DATASET RECORDS ->

####

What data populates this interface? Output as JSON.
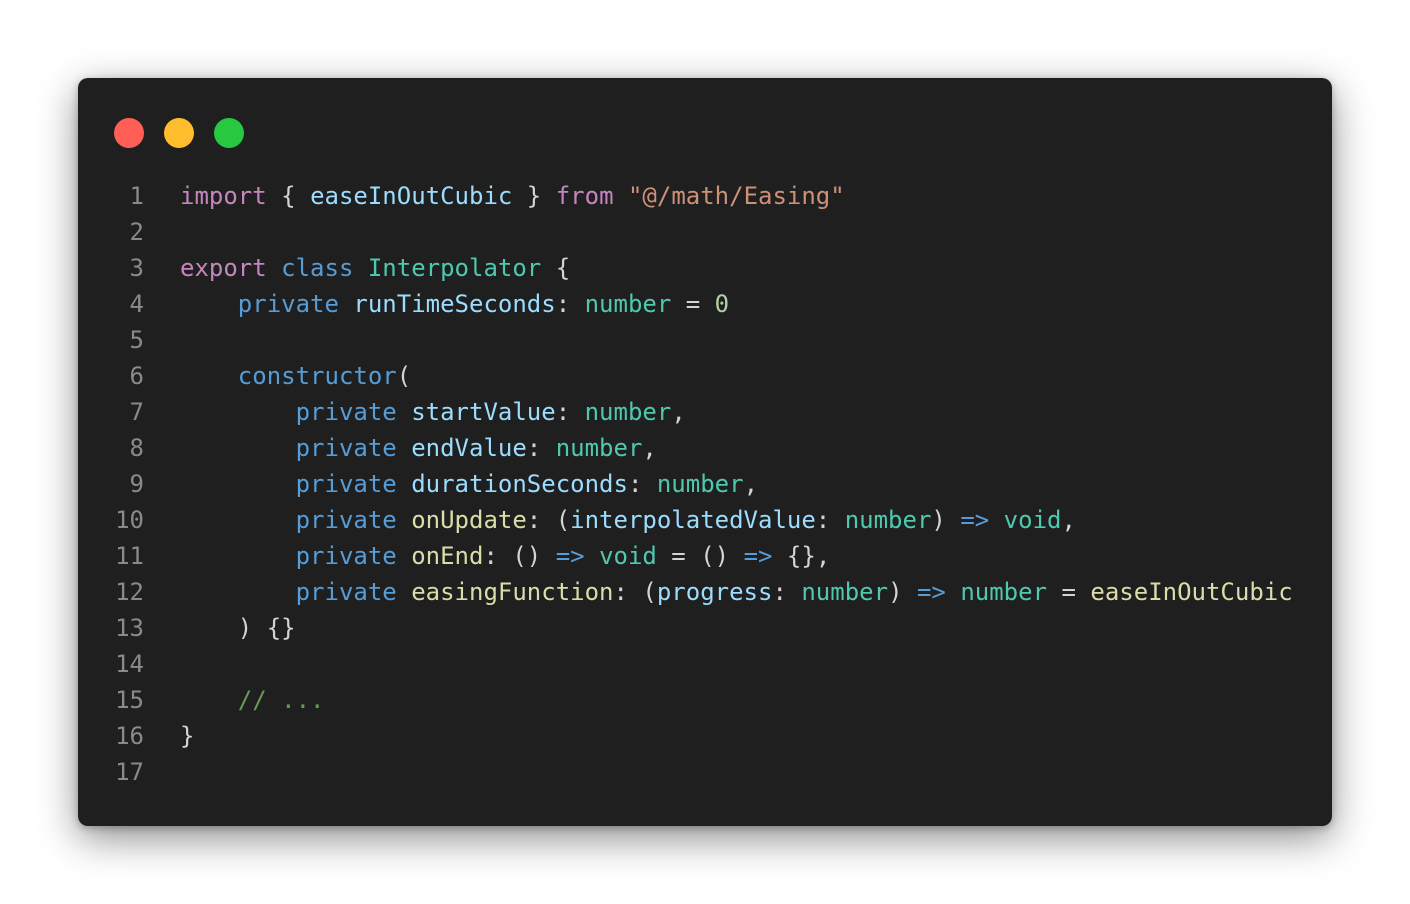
{
  "window_controls": [
    {
      "name": "close",
      "color": "#ff5f57"
    },
    {
      "name": "minimize",
      "color": "#ffbd2e"
    },
    {
      "name": "maximize",
      "color": "#28c840"
    }
  ],
  "colors": {
    "background": "#1f1f1f",
    "line_number": "#8a8a8a",
    "keyword_purple": "#c586c0",
    "keyword_blue": "#569cd6",
    "type_teal": "#4ec9b0",
    "variable": "#9cdcfe",
    "function": "#dcdcaa",
    "string": "#ce9178",
    "number": "#b5cea8",
    "comment": "#6a9955",
    "punctuation": "#d4d4d4"
  },
  "code_lines": [
    {
      "number": "1",
      "tokens": [
        {
          "text": "import",
          "color": "#c586c0"
        },
        {
          "text": " { ",
          "color": "#d4d4d4"
        },
        {
          "text": "easeInOutCubic",
          "color": "#9cdcfe"
        },
        {
          "text": " } ",
          "color": "#d4d4d4"
        },
        {
          "text": "from",
          "color": "#c586c0"
        },
        {
          "text": " ",
          "color": "#d4d4d4"
        },
        {
          "text": "\"@/math/Easing\"",
          "color": "#ce9178"
        }
      ]
    },
    {
      "number": "2",
      "tokens": []
    },
    {
      "number": "3",
      "tokens": [
        {
          "text": "export",
          "color": "#c586c0"
        },
        {
          "text": " ",
          "color": "#d4d4d4"
        },
        {
          "text": "class",
          "color": "#569cd6"
        },
        {
          "text": " ",
          "color": "#d4d4d4"
        },
        {
          "text": "Interpolator",
          "color": "#4ec9b0"
        },
        {
          "text": " {",
          "color": "#d4d4d4"
        }
      ]
    },
    {
      "number": "4",
      "tokens": [
        {
          "text": "    ",
          "color": "#d4d4d4"
        },
        {
          "text": "private",
          "color": "#569cd6"
        },
        {
          "text": " ",
          "color": "#d4d4d4"
        },
        {
          "text": "runTimeSeconds",
          "color": "#9cdcfe"
        },
        {
          "text": ": ",
          "color": "#d4d4d4"
        },
        {
          "text": "number",
          "color": "#4ec9b0"
        },
        {
          "text": " = ",
          "color": "#d4d4d4"
        },
        {
          "text": "0",
          "color": "#b5cea8"
        }
      ]
    },
    {
      "number": "5",
      "tokens": []
    },
    {
      "number": "6",
      "tokens": [
        {
          "text": "    ",
          "color": "#d4d4d4"
        },
        {
          "text": "constructor",
          "color": "#569cd6"
        },
        {
          "text": "(",
          "color": "#d4d4d4"
        }
      ]
    },
    {
      "number": "7",
      "tokens": [
        {
          "text": "        ",
          "color": "#d4d4d4"
        },
        {
          "text": "private",
          "color": "#569cd6"
        },
        {
          "text": " ",
          "color": "#d4d4d4"
        },
        {
          "text": "startValue",
          "color": "#9cdcfe"
        },
        {
          "text": ": ",
          "color": "#d4d4d4"
        },
        {
          "text": "number",
          "color": "#4ec9b0"
        },
        {
          "text": ",",
          "color": "#d4d4d4"
        }
      ]
    },
    {
      "number": "8",
      "tokens": [
        {
          "text": "        ",
          "color": "#d4d4d4"
        },
        {
          "text": "private",
          "color": "#569cd6"
        },
        {
          "text": " ",
          "color": "#d4d4d4"
        },
        {
          "text": "endValue",
          "color": "#9cdcfe"
        },
        {
          "text": ": ",
          "color": "#d4d4d4"
        },
        {
          "text": "number",
          "color": "#4ec9b0"
        },
        {
          "text": ",",
          "color": "#d4d4d4"
        }
      ]
    },
    {
      "number": "9",
      "tokens": [
        {
          "text": "        ",
          "color": "#d4d4d4"
        },
        {
          "text": "private",
          "color": "#569cd6"
        },
        {
          "text": " ",
          "color": "#d4d4d4"
        },
        {
          "text": "durationSeconds",
          "color": "#9cdcfe"
        },
        {
          "text": ": ",
          "color": "#d4d4d4"
        },
        {
          "text": "number",
          "color": "#4ec9b0"
        },
        {
          "text": ",",
          "color": "#d4d4d4"
        }
      ]
    },
    {
      "number": "10",
      "tokens": [
        {
          "text": "        ",
          "color": "#d4d4d4"
        },
        {
          "text": "private",
          "color": "#569cd6"
        },
        {
          "text": " ",
          "color": "#d4d4d4"
        },
        {
          "text": "onUpdate",
          "color": "#dcdcaa"
        },
        {
          "text": ": (",
          "color": "#d4d4d4"
        },
        {
          "text": "interpolatedValue",
          "color": "#9cdcfe"
        },
        {
          "text": ": ",
          "color": "#d4d4d4"
        },
        {
          "text": "number",
          "color": "#4ec9b0"
        },
        {
          "text": ") ",
          "color": "#d4d4d4"
        },
        {
          "text": "=>",
          "color": "#569cd6"
        },
        {
          "text": " ",
          "color": "#d4d4d4"
        },
        {
          "text": "void",
          "color": "#4ec9b0"
        },
        {
          "text": ",",
          "color": "#d4d4d4"
        }
      ]
    },
    {
      "number": "11",
      "tokens": [
        {
          "text": "        ",
          "color": "#d4d4d4"
        },
        {
          "text": "private",
          "color": "#569cd6"
        },
        {
          "text": " ",
          "color": "#d4d4d4"
        },
        {
          "text": "onEnd",
          "color": "#dcdcaa"
        },
        {
          "text": ": () ",
          "color": "#d4d4d4"
        },
        {
          "text": "=>",
          "color": "#569cd6"
        },
        {
          "text": " ",
          "color": "#d4d4d4"
        },
        {
          "text": "void",
          "color": "#4ec9b0"
        },
        {
          "text": " = () ",
          "color": "#d4d4d4"
        },
        {
          "text": "=>",
          "color": "#569cd6"
        },
        {
          "text": " {},",
          "color": "#d4d4d4"
        }
      ]
    },
    {
      "number": "12",
      "tokens": [
        {
          "text": "        ",
          "color": "#d4d4d4"
        },
        {
          "text": "private",
          "color": "#569cd6"
        },
        {
          "text": " ",
          "color": "#d4d4d4"
        },
        {
          "text": "easingFunction",
          "color": "#dcdcaa"
        },
        {
          "text": ": (",
          "color": "#d4d4d4"
        },
        {
          "text": "progress",
          "color": "#9cdcfe"
        },
        {
          "text": ": ",
          "color": "#d4d4d4"
        },
        {
          "text": "number",
          "color": "#4ec9b0"
        },
        {
          "text": ") ",
          "color": "#d4d4d4"
        },
        {
          "text": "=>",
          "color": "#569cd6"
        },
        {
          "text": " ",
          "color": "#d4d4d4"
        },
        {
          "text": "number",
          "color": "#4ec9b0"
        },
        {
          "text": " = ",
          "color": "#d4d4d4"
        },
        {
          "text": "easeInOutCubic",
          "color": "#dcdcaa"
        }
      ]
    },
    {
      "number": "13",
      "tokens": [
        {
          "text": "    ) {}",
          "color": "#d4d4d4"
        }
      ]
    },
    {
      "number": "14",
      "tokens": []
    },
    {
      "number": "15",
      "tokens": [
        {
          "text": "    ",
          "color": "#d4d4d4"
        },
        {
          "text": "// ...",
          "color": "#6a9955"
        }
      ]
    },
    {
      "number": "16",
      "tokens": [
        {
          "text": "}",
          "color": "#d4d4d4"
        }
      ]
    },
    {
      "number": "17",
      "tokens": []
    }
  ]
}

####

DO THIS -> How many lines in these records hold the string "name"? Reply with the number alone.

EXERCISE RESPONSE -> 3